## Begin Given records

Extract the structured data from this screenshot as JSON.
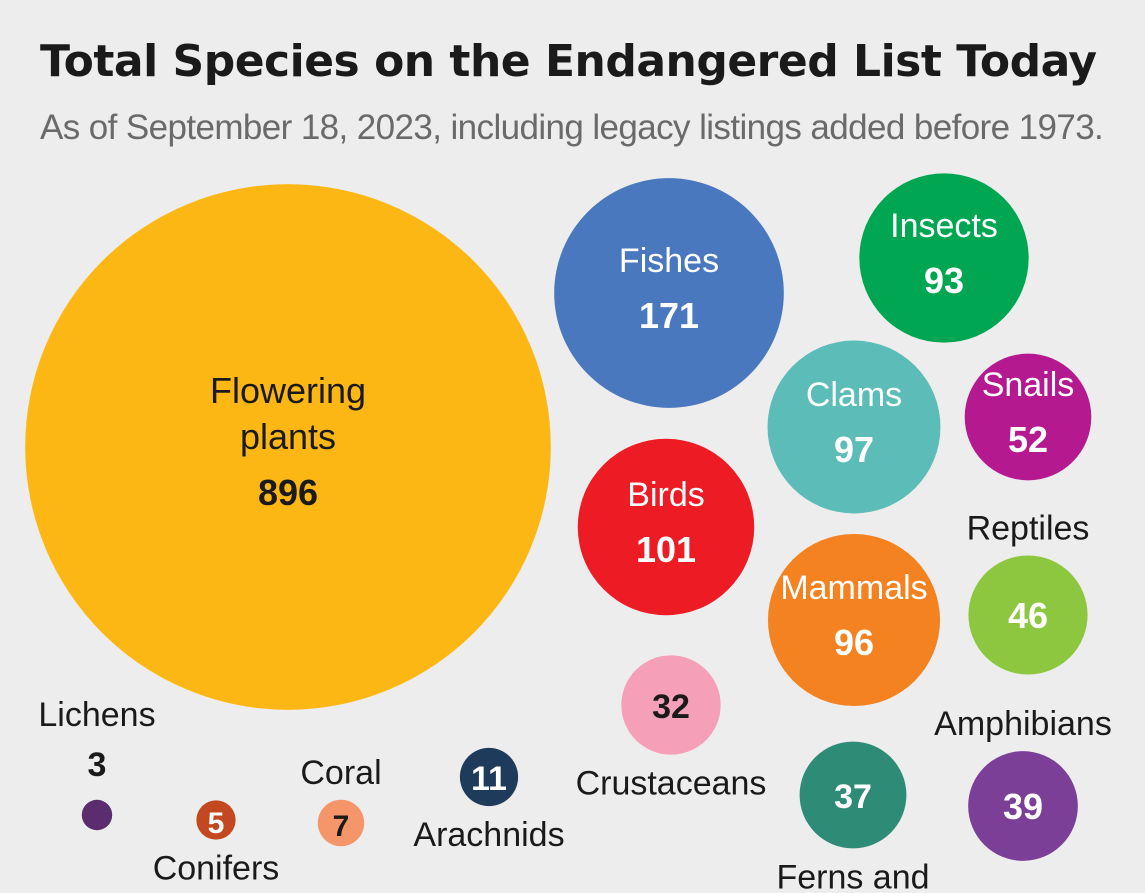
{
  "title": "Total Species on the Endangered List Today",
  "subtitle": "As of September 18, 2023, including legacy listings added before 1973.",
  "chart_data": {
    "type": "bubble",
    "series": [
      {
        "category": "Flowering plants",
        "value": 896,
        "color": "#fdb714"
      },
      {
        "category": "Fishes",
        "value": 171,
        "color": "#4a78bf"
      },
      {
        "category": "Insects",
        "value": 93,
        "color": "#00a651"
      },
      {
        "category": "Clams",
        "value": 97,
        "color": "#5bbcb8"
      },
      {
        "category": "Snails",
        "value": 52,
        "color": "#b5198f"
      },
      {
        "category": "Birds",
        "value": 101,
        "color": "#ed1c24"
      },
      {
        "category": "Mammals",
        "value": 96,
        "color": "#f58220"
      },
      {
        "category": "Reptiles",
        "value": 46,
        "color": "#8dc63f"
      },
      {
        "category": "Amphibians",
        "value": 39,
        "color": "#7b3f98"
      },
      {
        "category": "Crustaceans",
        "value": 32,
        "color": "#f5a0b8"
      },
      {
        "category": "Ferns and",
        "value": 37,
        "color": "#2e8b75"
      },
      {
        "category": "Arachnids",
        "value": 11,
        "color": "#1f3b5c"
      },
      {
        "category": "Coral",
        "value": 7,
        "color": "#f4956a"
      },
      {
        "category": "Conifers",
        "value": 5,
        "color": "#c4481f"
      },
      {
        "category": "Lichens",
        "value": 3,
        "color": "#5b2d6e"
      }
    ]
  }
}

## End Given records

*What to work on*. All the material shown above is to be copied exactly, with no pictures carried over.

*Task output*.
Extract the structured data from this screenshot as JSON.
{
  "title": "Total Species on the Endangered List Today",
  "subtitle": "As of September 18, 2023, including legacy listings added before 1973.",
  "chart_data": {
    "type": "bubble",
    "series": [
      {
        "category": "Flowering plants",
        "value": 896,
        "color": "#fdb714"
      },
      {
        "category": "Fishes",
        "value": 171,
        "color": "#4a78bf"
      },
      {
        "category": "Insects",
        "value": 93,
        "color": "#00a651"
      },
      {
        "category": "Clams",
        "value": 97,
        "color": "#5bbcb8"
      },
      {
        "category": "Snails",
        "value": 52,
        "color": "#b5198f"
      },
      {
        "category": "Birds",
        "value": 101,
        "color": "#ed1c24"
      },
      {
        "category": "Mammals",
        "value": 96,
        "color": "#f58220"
      },
      {
        "category": "Reptiles",
        "value": 46,
        "color": "#8dc63f"
      },
      {
        "category": "Amphibians",
        "value": 39,
        "color": "#7b3f98"
      },
      {
        "category": "Crustaceans",
        "value": 32,
        "color": "#f5a0b8"
      },
      {
        "category": "Ferns and",
        "value": 37,
        "color": "#2e8b75"
      },
      {
        "category": "Arachnids",
        "value": 11,
        "color": "#1f3b5c"
      },
      {
        "category": "Coral",
        "value": 7,
        "color": "#f4956a"
      },
      {
        "category": "Conifers",
        "value": 5,
        "color": "#c4481f"
      },
      {
        "category": "Lichens",
        "value": 3,
        "color": "#5b2d6e"
      }
    ]
  }
}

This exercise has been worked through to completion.